→ **THE EXERCISE**
Scan the entries below and count the lines holding the string "background". Supply only the number.

→ **INPUT DATA**
▽
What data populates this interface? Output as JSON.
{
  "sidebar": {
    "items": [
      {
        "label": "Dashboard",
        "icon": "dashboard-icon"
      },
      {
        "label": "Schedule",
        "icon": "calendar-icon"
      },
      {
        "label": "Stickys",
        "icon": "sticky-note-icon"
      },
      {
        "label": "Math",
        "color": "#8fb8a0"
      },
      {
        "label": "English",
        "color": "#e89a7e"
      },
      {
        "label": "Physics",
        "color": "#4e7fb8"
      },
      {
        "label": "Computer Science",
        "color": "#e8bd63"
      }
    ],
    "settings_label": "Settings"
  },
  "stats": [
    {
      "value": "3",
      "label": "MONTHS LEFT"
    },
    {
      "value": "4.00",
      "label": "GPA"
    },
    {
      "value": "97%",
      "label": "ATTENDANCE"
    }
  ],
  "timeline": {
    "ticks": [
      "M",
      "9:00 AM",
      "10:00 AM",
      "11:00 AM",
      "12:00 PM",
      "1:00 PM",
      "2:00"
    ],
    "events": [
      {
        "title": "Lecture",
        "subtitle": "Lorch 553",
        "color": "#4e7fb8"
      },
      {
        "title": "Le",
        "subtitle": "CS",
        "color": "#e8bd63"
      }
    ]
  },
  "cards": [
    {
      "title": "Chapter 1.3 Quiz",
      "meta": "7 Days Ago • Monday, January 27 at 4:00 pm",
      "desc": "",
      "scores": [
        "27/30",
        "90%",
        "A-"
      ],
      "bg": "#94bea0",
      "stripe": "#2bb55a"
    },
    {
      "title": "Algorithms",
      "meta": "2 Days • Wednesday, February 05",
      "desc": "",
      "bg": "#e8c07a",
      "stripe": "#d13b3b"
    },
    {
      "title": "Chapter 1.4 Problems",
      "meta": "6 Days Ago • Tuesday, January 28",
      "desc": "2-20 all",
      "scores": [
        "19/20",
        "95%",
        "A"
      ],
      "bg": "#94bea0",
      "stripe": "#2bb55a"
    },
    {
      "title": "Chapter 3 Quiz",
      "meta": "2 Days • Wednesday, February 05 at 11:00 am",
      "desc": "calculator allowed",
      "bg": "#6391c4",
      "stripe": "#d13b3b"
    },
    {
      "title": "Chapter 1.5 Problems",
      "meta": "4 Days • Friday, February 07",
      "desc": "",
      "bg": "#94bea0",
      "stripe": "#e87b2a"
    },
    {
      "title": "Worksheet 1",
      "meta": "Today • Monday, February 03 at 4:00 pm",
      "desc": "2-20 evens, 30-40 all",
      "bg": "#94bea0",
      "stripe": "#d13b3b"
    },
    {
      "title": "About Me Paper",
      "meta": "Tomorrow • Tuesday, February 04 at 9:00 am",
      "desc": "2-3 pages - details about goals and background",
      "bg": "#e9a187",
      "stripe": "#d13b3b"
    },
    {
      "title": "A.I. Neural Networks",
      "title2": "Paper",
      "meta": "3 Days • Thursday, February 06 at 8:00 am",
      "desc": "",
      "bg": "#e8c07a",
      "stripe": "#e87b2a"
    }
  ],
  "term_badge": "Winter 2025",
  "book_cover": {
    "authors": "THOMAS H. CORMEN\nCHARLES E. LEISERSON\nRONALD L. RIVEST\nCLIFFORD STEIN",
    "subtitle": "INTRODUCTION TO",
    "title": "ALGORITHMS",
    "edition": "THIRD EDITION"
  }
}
△
▽
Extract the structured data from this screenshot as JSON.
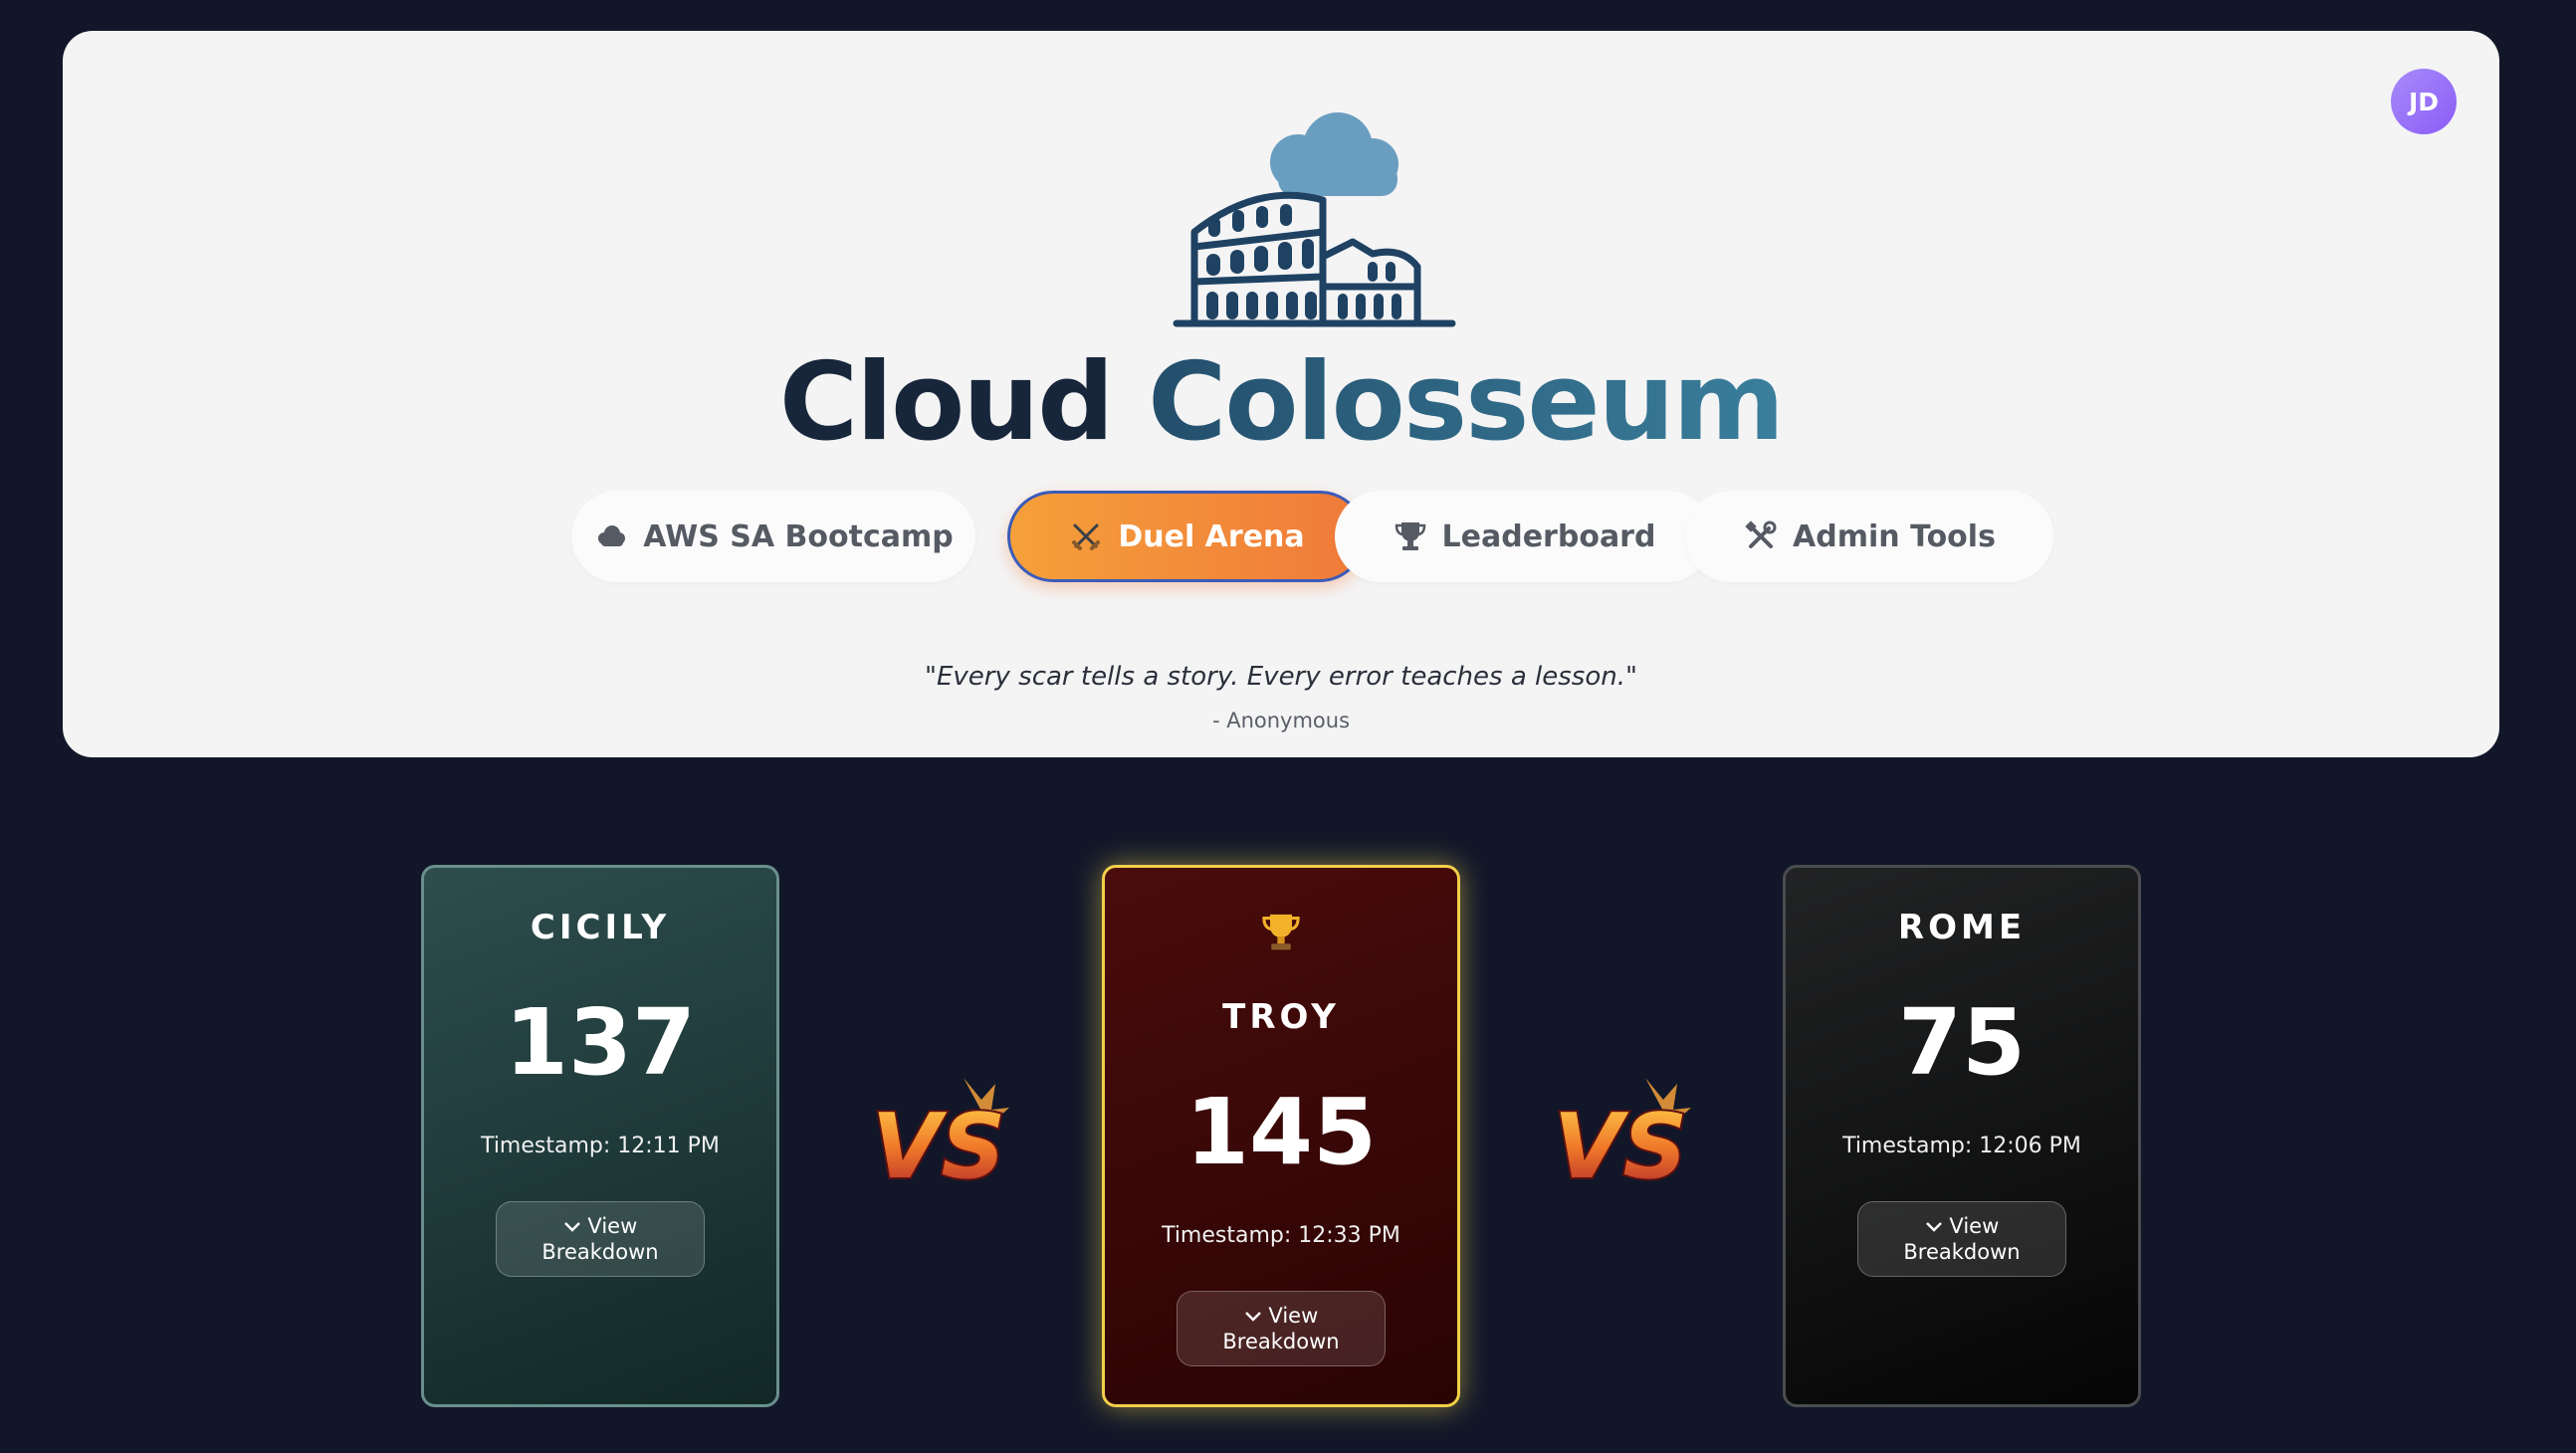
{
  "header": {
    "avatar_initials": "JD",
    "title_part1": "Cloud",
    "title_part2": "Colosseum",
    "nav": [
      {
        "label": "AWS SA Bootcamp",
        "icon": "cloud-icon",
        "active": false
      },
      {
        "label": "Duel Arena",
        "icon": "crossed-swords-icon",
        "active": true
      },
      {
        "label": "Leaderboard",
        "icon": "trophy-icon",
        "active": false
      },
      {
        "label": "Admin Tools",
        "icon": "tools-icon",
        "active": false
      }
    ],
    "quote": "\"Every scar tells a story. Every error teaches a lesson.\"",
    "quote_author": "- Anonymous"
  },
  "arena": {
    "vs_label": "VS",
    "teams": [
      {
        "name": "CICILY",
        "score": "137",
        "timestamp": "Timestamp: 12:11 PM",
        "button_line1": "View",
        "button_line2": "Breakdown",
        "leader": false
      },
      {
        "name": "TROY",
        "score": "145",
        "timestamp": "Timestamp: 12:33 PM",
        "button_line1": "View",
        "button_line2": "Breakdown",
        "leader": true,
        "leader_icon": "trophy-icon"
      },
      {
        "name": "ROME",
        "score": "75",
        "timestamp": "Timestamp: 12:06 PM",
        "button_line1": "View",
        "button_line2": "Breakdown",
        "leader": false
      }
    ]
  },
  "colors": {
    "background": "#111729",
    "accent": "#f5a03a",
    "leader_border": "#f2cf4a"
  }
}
△
→ **CORRECT RESULT**
2